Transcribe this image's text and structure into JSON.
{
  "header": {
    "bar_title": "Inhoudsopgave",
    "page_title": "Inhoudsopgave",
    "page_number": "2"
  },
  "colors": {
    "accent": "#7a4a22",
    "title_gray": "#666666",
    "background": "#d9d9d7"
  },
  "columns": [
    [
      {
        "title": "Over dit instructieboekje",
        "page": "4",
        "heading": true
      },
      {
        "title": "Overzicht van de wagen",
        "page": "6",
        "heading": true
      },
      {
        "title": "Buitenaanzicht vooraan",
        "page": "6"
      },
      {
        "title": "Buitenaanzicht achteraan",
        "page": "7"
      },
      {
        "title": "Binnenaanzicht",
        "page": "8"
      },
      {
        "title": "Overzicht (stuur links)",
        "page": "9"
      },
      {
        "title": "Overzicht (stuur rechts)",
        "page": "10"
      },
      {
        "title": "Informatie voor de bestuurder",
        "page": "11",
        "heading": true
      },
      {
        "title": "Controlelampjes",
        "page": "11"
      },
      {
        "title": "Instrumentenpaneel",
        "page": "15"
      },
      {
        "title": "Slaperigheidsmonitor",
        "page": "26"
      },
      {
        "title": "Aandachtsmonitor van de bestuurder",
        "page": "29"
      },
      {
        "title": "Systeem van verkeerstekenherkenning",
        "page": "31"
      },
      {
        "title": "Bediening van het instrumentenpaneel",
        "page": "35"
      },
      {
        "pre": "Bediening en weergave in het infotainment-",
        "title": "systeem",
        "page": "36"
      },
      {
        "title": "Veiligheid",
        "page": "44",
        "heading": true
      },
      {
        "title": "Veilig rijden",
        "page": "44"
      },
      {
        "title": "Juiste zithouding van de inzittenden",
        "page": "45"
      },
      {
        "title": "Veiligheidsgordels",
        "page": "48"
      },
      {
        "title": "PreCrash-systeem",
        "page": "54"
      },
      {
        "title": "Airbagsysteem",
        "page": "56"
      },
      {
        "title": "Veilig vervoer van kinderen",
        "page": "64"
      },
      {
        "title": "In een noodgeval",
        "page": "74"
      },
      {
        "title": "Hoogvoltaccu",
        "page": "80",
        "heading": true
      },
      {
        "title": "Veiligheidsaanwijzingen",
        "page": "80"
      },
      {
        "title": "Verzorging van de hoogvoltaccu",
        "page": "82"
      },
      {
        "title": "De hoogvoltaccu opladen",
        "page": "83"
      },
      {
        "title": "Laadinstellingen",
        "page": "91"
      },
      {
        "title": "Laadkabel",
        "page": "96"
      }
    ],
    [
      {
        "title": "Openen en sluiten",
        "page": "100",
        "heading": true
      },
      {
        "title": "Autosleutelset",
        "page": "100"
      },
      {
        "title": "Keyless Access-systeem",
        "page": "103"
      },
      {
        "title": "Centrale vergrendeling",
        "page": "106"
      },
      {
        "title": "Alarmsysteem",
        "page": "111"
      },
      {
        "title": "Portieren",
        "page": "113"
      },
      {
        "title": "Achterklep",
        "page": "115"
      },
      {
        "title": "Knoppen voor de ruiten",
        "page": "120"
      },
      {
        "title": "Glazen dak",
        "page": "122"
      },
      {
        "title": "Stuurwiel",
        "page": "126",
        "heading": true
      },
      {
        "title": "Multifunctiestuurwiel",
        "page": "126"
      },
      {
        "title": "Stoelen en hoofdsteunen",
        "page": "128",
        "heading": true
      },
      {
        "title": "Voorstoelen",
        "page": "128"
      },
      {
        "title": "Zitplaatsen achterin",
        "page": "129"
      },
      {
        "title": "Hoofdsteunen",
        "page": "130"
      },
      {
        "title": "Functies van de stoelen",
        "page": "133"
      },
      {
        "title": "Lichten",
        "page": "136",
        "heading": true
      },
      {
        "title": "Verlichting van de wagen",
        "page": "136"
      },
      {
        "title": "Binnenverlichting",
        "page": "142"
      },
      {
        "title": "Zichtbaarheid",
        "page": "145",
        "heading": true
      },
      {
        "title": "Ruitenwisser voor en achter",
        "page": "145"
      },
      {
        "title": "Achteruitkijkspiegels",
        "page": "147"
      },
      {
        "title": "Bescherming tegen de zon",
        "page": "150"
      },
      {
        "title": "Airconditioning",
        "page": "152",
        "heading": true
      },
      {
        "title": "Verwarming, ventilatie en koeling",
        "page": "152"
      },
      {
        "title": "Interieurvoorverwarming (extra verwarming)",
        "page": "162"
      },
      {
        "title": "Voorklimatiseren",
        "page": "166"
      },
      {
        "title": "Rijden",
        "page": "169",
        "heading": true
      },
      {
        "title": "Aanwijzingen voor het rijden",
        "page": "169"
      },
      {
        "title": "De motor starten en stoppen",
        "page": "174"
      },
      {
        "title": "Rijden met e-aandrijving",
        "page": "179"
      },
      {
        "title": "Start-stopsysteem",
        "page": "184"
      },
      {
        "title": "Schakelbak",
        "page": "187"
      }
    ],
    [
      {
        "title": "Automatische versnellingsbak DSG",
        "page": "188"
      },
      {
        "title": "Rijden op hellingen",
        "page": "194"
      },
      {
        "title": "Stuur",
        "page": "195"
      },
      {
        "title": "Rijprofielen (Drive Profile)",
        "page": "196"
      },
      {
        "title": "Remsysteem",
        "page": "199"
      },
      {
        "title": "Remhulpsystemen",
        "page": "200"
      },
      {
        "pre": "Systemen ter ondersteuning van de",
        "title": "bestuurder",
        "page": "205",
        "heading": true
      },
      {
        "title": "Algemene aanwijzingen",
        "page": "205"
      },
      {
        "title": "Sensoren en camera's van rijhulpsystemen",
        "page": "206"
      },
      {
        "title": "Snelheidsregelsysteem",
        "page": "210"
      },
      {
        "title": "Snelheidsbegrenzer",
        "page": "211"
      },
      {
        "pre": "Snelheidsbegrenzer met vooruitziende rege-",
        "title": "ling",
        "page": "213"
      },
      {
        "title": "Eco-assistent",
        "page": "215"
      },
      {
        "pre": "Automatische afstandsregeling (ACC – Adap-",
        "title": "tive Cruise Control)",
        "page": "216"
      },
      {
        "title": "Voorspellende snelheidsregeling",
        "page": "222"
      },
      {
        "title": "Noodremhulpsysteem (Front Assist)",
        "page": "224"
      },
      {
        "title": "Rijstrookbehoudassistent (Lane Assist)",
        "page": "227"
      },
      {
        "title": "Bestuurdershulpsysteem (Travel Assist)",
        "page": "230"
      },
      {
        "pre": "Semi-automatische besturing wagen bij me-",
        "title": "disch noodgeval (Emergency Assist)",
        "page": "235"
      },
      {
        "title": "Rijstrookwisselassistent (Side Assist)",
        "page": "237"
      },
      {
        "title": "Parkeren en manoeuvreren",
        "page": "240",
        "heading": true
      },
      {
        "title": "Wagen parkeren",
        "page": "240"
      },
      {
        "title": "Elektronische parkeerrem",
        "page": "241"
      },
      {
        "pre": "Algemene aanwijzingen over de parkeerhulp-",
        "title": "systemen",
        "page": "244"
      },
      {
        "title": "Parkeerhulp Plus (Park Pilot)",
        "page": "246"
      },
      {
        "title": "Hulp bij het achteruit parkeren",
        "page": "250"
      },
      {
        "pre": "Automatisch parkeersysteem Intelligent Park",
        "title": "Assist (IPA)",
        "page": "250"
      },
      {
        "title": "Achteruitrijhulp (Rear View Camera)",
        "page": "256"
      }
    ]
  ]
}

■ ■ ■ ■ ■ ■ ■

:: Problem ::
Return every line containing "Overzicht".

:: Answer to this problem ::
        "title": "Overzicht van de wagen",
        "title": "Overzicht (stuur links)",
        "title": "Overzicht (stuur rechts)",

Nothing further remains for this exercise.